[Data extracted from a collection]

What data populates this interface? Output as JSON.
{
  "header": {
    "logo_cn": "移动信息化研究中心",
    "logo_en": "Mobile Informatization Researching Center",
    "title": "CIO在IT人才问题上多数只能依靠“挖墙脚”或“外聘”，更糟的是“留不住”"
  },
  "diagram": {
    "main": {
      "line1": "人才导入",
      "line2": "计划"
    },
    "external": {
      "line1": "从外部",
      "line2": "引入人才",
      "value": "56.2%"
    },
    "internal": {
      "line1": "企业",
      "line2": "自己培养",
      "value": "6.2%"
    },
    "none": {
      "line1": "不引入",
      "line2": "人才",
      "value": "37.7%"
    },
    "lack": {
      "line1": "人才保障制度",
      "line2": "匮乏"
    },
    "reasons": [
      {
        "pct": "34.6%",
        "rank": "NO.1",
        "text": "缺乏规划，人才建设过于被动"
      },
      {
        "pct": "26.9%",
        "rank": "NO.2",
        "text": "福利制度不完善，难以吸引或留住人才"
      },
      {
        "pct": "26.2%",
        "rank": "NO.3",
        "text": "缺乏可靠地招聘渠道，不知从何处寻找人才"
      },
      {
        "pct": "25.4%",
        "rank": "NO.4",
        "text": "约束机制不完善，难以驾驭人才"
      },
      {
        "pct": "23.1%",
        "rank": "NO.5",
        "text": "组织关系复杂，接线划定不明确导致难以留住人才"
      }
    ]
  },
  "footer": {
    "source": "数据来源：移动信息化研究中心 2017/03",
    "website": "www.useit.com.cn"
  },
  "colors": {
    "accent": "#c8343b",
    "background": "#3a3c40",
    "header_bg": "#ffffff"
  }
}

* * *

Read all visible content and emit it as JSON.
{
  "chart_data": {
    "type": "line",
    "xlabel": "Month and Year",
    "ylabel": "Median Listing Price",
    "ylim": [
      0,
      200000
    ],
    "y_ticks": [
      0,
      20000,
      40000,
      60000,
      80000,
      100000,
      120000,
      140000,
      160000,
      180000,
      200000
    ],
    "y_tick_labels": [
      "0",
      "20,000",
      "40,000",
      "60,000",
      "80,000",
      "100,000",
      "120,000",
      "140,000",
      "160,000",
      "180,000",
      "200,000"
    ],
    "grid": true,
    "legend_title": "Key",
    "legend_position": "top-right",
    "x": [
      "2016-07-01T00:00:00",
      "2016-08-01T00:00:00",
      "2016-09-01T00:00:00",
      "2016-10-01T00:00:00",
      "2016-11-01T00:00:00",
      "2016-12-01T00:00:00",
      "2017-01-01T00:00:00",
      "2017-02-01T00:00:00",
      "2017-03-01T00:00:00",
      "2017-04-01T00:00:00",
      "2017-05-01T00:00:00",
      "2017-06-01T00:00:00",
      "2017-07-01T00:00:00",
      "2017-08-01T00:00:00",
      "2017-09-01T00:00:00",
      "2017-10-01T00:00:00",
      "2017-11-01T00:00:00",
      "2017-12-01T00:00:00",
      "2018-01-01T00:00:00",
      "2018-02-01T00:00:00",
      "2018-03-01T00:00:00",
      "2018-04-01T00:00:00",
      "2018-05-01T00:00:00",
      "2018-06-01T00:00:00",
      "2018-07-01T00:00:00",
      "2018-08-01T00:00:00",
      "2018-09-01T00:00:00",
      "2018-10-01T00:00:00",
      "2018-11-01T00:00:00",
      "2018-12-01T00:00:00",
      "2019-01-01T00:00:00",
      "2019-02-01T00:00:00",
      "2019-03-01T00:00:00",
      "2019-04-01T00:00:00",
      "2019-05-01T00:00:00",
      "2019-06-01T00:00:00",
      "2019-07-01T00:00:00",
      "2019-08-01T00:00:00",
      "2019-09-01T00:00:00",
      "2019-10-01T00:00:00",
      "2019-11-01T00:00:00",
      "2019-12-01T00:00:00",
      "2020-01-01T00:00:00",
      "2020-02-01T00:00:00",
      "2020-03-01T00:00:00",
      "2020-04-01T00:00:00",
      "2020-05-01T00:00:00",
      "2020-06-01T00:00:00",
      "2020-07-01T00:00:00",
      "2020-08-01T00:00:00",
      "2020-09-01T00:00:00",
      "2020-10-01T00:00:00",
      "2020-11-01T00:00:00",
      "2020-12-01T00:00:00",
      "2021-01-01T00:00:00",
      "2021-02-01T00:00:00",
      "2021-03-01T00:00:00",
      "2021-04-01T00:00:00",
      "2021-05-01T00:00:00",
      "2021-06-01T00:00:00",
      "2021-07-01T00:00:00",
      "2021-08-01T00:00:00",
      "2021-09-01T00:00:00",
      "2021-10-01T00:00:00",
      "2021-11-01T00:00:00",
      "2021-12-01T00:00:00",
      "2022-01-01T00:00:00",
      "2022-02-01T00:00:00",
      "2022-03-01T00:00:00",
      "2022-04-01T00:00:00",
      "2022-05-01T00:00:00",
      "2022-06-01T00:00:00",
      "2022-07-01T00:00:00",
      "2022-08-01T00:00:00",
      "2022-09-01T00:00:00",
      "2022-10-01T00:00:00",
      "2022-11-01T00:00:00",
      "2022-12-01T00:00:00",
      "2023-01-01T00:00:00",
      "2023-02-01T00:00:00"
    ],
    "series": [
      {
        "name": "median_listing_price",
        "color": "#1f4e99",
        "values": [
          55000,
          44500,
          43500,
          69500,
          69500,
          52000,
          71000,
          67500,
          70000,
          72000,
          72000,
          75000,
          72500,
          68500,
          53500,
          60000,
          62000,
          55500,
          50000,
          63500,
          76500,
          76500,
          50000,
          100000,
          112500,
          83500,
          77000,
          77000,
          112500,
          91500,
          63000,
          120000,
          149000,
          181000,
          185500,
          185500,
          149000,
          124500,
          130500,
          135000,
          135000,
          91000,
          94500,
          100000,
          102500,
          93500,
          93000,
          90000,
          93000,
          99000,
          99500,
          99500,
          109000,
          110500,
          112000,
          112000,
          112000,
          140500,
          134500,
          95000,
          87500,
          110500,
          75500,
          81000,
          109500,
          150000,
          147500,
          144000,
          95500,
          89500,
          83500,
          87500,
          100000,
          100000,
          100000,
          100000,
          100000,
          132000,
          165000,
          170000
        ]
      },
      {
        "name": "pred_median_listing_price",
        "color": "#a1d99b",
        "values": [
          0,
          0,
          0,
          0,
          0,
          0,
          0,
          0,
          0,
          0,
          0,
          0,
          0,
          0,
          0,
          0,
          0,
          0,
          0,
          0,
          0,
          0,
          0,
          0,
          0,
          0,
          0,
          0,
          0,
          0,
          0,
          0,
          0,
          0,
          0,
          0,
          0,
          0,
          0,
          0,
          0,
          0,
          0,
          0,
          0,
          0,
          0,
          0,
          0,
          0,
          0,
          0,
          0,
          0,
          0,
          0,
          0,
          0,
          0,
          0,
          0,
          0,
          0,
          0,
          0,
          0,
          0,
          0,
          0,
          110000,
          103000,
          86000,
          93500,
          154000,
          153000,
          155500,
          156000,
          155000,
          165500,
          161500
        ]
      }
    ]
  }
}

* PROBLEM DESCRIPTION: Each line of the material above either contains the word "移动信息化研究中心" or does not; state how many do, and nothing else.

* ANSWER TO THE PROBLEM: 2